[Rows from a figure dataset]

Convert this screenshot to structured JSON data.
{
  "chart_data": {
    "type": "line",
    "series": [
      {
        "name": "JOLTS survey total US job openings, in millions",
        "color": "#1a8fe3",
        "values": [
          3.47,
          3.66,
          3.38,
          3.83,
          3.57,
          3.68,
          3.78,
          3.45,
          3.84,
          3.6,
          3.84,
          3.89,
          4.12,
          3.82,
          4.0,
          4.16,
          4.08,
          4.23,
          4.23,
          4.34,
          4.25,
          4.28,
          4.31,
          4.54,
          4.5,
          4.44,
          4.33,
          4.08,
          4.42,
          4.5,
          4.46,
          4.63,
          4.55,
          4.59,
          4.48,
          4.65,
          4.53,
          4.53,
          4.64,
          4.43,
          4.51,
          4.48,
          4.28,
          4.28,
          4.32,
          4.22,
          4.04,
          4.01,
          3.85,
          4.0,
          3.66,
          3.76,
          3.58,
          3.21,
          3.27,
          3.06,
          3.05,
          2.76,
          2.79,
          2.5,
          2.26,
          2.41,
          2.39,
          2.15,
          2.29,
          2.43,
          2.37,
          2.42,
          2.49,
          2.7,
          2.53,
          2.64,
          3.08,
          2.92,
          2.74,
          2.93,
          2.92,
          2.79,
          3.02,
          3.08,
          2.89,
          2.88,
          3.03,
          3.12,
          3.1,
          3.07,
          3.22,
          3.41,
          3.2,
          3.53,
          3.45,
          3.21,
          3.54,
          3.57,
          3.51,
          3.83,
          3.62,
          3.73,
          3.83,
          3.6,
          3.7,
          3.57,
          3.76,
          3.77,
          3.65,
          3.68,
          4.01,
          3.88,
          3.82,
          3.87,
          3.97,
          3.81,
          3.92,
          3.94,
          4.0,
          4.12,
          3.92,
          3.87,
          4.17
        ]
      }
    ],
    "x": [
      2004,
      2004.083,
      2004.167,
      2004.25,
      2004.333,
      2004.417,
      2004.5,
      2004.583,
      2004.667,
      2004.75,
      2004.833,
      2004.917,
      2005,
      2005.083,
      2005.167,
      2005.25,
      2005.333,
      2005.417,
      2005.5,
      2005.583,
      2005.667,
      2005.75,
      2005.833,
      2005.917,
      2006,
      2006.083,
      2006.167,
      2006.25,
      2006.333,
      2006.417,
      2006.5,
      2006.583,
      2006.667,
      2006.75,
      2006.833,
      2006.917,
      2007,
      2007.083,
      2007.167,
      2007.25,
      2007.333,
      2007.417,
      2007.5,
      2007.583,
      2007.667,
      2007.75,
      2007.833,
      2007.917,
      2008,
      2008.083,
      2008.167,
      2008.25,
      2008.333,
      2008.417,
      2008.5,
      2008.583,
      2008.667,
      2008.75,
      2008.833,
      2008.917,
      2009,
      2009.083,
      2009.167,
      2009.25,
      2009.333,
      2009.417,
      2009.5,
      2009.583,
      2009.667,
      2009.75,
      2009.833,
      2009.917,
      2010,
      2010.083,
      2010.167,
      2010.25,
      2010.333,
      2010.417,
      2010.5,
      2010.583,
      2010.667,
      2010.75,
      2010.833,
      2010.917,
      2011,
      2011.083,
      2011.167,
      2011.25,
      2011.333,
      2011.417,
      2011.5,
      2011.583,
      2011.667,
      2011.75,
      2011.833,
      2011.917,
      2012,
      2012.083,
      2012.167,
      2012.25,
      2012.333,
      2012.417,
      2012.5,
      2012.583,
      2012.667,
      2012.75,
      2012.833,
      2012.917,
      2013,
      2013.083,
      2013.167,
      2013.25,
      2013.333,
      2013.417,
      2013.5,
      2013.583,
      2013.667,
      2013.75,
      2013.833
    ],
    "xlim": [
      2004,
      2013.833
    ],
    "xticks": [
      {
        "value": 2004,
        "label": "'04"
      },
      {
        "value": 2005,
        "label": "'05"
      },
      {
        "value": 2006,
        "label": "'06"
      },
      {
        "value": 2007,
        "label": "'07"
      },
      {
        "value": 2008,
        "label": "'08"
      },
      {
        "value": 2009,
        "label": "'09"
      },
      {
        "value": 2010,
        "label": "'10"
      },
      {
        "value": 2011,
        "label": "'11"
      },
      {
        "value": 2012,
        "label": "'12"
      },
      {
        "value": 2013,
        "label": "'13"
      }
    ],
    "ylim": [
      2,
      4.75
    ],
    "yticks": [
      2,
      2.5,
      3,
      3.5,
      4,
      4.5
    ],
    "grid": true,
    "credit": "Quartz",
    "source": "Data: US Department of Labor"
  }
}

Problem: Identify each line containing the string "label" and copy it out.

Exercise output:
        "label": "'04"
        "label": "'05"
        "label": "'06"
        "label": "'07"
        "label": "'08"
        "label": "'09"
        "label": "'10"
        "label": "'11"
        "label": "'12"
        "label": "'13"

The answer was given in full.